(Set exercise) Extract every line of the material below and reproduce it faithfully.

(Data in this exercise)
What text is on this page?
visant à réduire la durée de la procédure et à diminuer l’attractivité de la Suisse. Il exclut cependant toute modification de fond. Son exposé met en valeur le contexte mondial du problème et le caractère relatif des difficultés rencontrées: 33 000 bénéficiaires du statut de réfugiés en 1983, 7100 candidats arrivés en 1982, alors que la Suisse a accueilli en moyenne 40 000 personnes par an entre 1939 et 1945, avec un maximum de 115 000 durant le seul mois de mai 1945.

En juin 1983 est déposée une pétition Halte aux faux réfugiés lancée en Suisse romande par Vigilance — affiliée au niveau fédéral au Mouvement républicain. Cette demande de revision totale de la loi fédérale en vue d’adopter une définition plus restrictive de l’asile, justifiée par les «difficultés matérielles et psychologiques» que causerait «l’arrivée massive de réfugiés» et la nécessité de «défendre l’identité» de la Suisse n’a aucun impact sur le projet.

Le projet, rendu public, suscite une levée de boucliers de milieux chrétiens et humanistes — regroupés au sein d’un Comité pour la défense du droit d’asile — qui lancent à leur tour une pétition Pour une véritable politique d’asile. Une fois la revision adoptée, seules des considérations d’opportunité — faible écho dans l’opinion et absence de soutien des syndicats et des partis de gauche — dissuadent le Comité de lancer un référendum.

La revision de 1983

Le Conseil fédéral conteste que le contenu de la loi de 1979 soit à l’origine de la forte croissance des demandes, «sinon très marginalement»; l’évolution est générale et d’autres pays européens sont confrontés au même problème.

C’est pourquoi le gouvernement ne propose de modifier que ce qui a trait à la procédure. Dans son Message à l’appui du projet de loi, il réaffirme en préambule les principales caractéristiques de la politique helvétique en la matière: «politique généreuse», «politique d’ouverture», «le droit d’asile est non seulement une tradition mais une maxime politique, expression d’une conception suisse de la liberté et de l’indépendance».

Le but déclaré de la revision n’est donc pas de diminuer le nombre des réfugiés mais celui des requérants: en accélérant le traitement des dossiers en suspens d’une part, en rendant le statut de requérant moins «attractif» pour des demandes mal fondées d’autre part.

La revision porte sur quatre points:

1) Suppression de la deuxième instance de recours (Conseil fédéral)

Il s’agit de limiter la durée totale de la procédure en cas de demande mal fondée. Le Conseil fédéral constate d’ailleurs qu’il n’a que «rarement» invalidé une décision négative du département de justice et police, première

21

(Final result)
What text is on this page?
visant à réduire la durée de la procédure et à diminuer l’attractivité de la Suisse. Il exclut cependant toute modification de fond. Son exposé met en valeur le contexte mondial du problème et le caractère relatif des difficultés rencontrées: 33 000 bénéficiaires du statut de réfugiés en 1983, 7100 candidats arrivés en 1982, alors que la Suisse a accueilli en moyenne 40 000 personnes par an entre 1939 et 1945, avec un maximum de 115 000 durant le seul mois de mai 1945.

En juin 1983 est déposée une pétition Halte aux faux réfugiés lancée en Suisse romande par Vigilance — affiliée au niveau fédéral au Mouvement républicain. Cette demande de revision totale de la loi fédérale en vue d’adopter une définition plus restrictive de l’asile, justifiée par les «difficultés matérielles et psychologiques» que causerait «l’arrivée massive de réfugiés» et la nécessité de «défendre l’identité» de la Suisse n’a aucun impact sur le projet.

Le projet, rendu public, suscite une levée de boucliers de milieux chrétiens et humanistes — regroupés au sein d’un Comité pour la défense du droit d’asile — qui lancent à leur tour une pétition Pour une véritable politique d’asile. Une fois la revision adoptée, seules des considérations d’opportunité — faible écho dans l’opinion et absence de soutien des syndicats et des partis de gauche — dissuadent le Comité de lancer un référendum.

La revision de 1983

Le Conseil fédéral conteste que le contenu de la loi de 1979 soit à l’origine de la forte croissance des demandes, «sinon très marginalement»; l’évolution est générale et d’autres pays européens sont confrontés au même problème.

C’est pourquoi le gouvernement ne propose de modifier que ce qui a trait à la procédure. Dans son Message à l’appui du projet de loi, il réaffirme en préambule les principales caractéristiques de la politique helvétique en la matière: «politique généreuse», «politique d’ouverture», «le droit d’asile est non seulement une tradition mais une maxime politique, expression d’une conception suisse de la liberté et de l’indépendance».

Le but déclaré de la revision n’est donc pas de diminuer le nombre des réfugiés mais celui des requérants: en accélérant le traitement des dossiers en suspens d’une part, en rendant le statut de requérant moins «attractif» pour des demandes mal fondées d’autre part.

La revision porte sur quatre points:

1) Suppression de la deuxième instance de recours (Conseil fédéral)

Il s’agit de limiter la durée totale de la procédure en cas de demande mal fondée. Le Conseil fédéral constate d’ailleurs qu’il n’a que «rarement» invalidé une décision négative du département de justice et police, première

21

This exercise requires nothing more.